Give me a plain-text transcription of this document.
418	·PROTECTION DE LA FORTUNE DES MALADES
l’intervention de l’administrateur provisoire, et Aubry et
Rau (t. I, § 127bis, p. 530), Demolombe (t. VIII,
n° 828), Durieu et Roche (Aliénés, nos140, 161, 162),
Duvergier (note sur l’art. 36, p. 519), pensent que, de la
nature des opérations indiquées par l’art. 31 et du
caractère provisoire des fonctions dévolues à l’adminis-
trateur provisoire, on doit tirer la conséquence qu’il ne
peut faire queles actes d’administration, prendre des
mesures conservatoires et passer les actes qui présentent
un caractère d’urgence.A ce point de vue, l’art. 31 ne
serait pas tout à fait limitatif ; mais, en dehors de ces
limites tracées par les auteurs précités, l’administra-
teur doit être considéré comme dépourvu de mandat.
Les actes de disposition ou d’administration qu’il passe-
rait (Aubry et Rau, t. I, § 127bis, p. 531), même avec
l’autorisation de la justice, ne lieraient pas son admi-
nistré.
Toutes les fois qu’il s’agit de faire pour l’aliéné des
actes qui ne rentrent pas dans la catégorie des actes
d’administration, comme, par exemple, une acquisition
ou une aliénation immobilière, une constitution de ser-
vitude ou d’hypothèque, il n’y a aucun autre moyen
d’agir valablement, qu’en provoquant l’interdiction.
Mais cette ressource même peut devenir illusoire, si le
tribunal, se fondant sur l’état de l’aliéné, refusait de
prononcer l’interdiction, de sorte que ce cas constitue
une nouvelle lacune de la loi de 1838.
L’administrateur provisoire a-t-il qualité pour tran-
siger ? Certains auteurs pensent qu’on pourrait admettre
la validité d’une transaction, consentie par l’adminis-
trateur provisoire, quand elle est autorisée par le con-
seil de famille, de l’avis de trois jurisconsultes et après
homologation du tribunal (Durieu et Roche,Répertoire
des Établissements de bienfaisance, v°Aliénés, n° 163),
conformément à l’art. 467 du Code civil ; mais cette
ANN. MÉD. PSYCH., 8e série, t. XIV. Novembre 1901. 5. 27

## Task requirements
From the material, report only how many lines include the word "provisoire".

## Solution for this task
5